**Input data:**

..............................

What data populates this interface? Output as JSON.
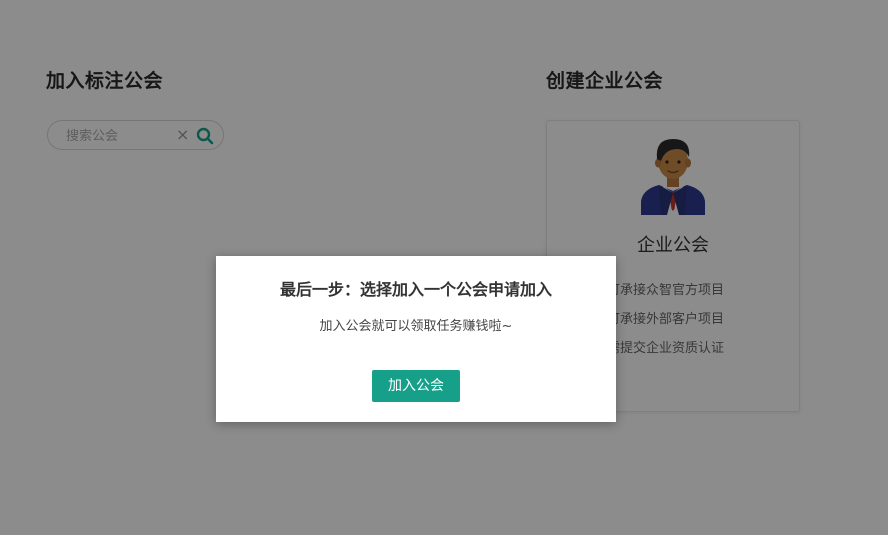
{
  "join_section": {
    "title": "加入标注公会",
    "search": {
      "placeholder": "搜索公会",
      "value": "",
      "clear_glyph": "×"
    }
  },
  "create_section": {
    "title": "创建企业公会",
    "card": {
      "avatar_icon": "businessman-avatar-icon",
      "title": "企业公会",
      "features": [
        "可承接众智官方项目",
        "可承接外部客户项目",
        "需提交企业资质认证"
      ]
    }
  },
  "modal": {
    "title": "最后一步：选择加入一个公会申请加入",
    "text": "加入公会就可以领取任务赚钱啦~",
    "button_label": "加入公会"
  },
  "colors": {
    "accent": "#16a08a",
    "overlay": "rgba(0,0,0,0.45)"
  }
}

..............................

**Objective:** Find every line in the records that contains the word "title"; copy those lines.

**Written solution:**
    "title": "加入标注公会",
    "title": "创建企业公会",
      "title": "企业公会",
    "title": "最后一步：选择加入一个公会申请加入",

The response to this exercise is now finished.